## Exercise brief
Could you arrange the rows below as a Markdown table with two columns, "No." for the row number and "Entry" for the line itself, leaving out any blank lines?

[Begin Information given]

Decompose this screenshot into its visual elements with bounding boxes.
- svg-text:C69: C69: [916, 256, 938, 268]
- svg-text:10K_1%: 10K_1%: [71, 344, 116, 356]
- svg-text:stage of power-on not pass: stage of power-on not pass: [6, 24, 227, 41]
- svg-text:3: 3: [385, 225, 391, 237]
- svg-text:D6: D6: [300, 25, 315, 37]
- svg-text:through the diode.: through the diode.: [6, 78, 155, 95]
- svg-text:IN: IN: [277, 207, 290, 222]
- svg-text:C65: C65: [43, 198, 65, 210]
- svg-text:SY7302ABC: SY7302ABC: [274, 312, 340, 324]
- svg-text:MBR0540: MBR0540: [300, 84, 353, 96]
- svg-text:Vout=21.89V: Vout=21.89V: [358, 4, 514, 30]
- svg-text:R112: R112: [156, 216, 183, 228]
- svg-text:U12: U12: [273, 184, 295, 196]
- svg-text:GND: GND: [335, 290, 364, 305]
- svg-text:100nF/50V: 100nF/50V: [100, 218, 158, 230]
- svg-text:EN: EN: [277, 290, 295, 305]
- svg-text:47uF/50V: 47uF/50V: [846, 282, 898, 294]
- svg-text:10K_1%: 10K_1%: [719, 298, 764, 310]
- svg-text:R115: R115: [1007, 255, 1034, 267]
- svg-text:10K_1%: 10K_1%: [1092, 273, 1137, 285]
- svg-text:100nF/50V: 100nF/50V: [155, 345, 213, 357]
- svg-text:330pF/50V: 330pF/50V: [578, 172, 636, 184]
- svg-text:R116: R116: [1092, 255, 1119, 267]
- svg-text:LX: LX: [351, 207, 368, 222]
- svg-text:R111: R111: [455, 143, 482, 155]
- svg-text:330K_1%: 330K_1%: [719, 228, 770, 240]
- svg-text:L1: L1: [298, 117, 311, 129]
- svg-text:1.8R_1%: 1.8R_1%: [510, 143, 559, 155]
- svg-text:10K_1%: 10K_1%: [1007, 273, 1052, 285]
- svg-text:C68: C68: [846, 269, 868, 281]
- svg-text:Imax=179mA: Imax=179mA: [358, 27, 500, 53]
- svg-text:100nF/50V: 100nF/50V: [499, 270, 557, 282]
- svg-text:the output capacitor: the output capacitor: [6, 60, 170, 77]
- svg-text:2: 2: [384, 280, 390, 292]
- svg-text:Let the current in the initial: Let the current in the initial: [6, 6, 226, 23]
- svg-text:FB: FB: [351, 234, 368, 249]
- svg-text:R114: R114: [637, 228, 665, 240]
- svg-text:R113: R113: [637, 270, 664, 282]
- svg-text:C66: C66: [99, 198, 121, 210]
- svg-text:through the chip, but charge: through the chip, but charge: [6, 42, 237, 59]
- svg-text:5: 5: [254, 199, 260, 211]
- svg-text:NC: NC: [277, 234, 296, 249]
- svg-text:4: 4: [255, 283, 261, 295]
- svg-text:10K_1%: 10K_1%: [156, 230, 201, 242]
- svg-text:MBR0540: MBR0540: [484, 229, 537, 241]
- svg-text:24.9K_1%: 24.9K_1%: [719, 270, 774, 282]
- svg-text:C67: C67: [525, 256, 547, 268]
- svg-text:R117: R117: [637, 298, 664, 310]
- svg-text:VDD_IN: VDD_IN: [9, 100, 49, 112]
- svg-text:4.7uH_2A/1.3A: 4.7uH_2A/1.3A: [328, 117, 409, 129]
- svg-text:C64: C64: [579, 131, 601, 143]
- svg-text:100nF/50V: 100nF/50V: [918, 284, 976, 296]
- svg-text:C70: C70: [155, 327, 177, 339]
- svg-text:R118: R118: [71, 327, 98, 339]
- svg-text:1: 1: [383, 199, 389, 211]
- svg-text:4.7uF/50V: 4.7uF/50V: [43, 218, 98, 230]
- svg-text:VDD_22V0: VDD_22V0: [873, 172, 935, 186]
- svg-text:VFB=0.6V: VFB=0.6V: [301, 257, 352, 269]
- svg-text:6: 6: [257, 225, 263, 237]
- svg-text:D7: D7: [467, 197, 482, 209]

[End Information given]

## Written solution
| No. | Entry |
|---|---|
| 1 | Decompose this screenshot into its visual elements with bounding boxes. |
| 2 | - svg-text:C69: C69: [916, 256, 938, 268] |
| 3 | - svg-text:10K_1%: 10K_1%: [71, 344, 116, 356] |
| 4 | - svg-text:stage of power-on not pass: stage of power-on not pass: [6, 24, 227, 41] |
| 5 | - svg-text:3: 3: [385, 225, 391, 237] |
| 6 | - svg-text:D6: D6: [300, 25, 315, 37] |
| 7 | - svg-text:through the diode.: through the diode.: [6, 78, 155, 95] |
| 8 | - svg-text:IN: IN: [277, 207, 290, 222] |
| 9 | - svg-text:C65: C65: [43, 198, 65, 210] |
| 10 | - svg-text:SY7302ABC: SY7302ABC: [274, 312, 340, 324] |
| 11 | - svg-text:MBR0540: MBR0540: [300, 84, 353, 96] |
| 12 | - svg-text:Vout=21.89V: Vout=21.89V: [358, 4, 514, 30] |
| 13 | - svg-text:R112: R112: [156, 216, 183, 228] |
| 14 | - svg-text:U12: U12: [273, 184, 295, 196] |
| 15 | - svg-text:GND: GND: [335, 290, 364, 305] |
| 16 | - svg-text:100nF/50V: 100nF/50V: [100, 218, 158, 230] |
| 17 | - svg-text:EN: EN: [277, 290, 295, 305] |
| 18 | - svg-text:47uF/50V: 47uF/50V: [846, 282, 898, 294] |
| 19 | - svg-text:10K_1%: 10K_1%: [719, 298, 764, 310] |
| 20 | - svg-text:R115: R115: [1007, 255, 1034, 267] |
| 21 | - svg-text:10K_1%: 10K_1%: [1092, 273, 1137, 285] |
| 22 | - svg-text:100nF/50V: 100nF/50V: [155, 345, 213, 357] |
| 23 | - svg-text:330pF/50V: 330pF/50V: [578, 172, 636, 184] |
| 24 | - svg-text:R116: R116: [1092, 255, 1119, 267] |
| 25 | - svg-text:LX: LX: [351, 207, 368, 222] |
| 26 | - svg-text:R111: R111: [455, 143, 482, 155] |
| 27 | - svg-text:330K_1%: 330K_1%: [719, 228, 770, 240] |
| 28 | - svg-text:L1: L1: [298, 117, 311, 129] |
| 29 | - svg-text:1.8R_1%: 1.8R_1%: [510, 143, 559, 155] |
| 30 | - svg-text:10K_1%: 10K_1%: [1007, 273, 1052, 285] |
| 31 | - svg-text:C68: C68: [846, 269, 868, 281] |
| 32 | - svg-text:Imax=179mA: Imax=179mA: [358, 27, 500, 53] |
| 33 | - svg-text:100nF/50V: 100nF/50V: [499, 270, 557, 282] |
| 34 | - svg-text:the output capacitor: the output capacitor: [6, 60, 170, 77] |
| 35 | - svg-text:2: 2: [384, 280, 390, 292] |
| 36 | - svg-text:Let the current in the initial: Let the current in the initial: [6, 6, 226, 23] |
| 37 | - svg-text:FB: FB: [351, 234, 368, 249] |
| 38 | - svg-text:R114: R114: [637, 228, 665, 240] |
| 39 | - svg-text:R113: R113: [637, 270, 664, 282] |
| 40 | - svg-text:C66: C66: [99, 198, 121, 210] |
| 41 | - svg-text:through the chip, but charge: through the chip, but charge: [6, 42, 237, 59] |
| 42 | - svg-text:5: 5: [254, 199, 260, 211] |
| 43 | - svg-text:NC: NC: [277, 234, 296, 249] |
| 44 | - svg-text:4: 4: [255, 283, 261, 295] |
| 45 | - svg-text:10K_1%: 10K_1%: [156, 230, 201, 242] |
| 46 | - svg-text:MBR0540: MBR0540: [484, 229, 537, 241] |
| 47 | - svg-text:24.9K_1%: 24.9K_1%: [719, 270, 774, 282] |
| 48 | - svg-text:C67: C67: [525, 256, 547, 268] |
| 49 | - svg-text:R117: R117: [637, 298, 664, 310] |
| 50 | - svg-text:VDD_IN: VDD_IN: [9, 100, 49, 112] |
| 51 | - svg-text:4.7uH_2A/1.3A: 4.7uH_2A/1.3A: [328, 117, 409, 129] |
| 52 | - svg-text:C64: C64: [579, 131, 601, 143] |
| 53 | - svg-text:100nF/50V: 100nF/50V: [918, 284, 976, 296] |
| 54 | - svg-text:C70: C70: [155, 327, 177, 339] |
| 55 | - svg-text:R118: R118: [71, 327, 98, 339] |
| 56 | - svg-text:1: 1: [383, 199, 389, 211] |
| 57 | - svg-text:4.7uF/50V: 4.7uF/50V: [43, 218, 98, 230] |
| 58 | - svg-text:VDD_22V0: VDD_22V0: [873, 172, 935, 186] |
| 59 | - svg-text:VFB=0.6V: VFB=0.6V: [301, 257, 352, 269] |
| 60 | - svg-text:6: 6: [257, 225, 263, 237] |
| 61 | - svg-text:D7: D7: [467, 197, 482, 209] |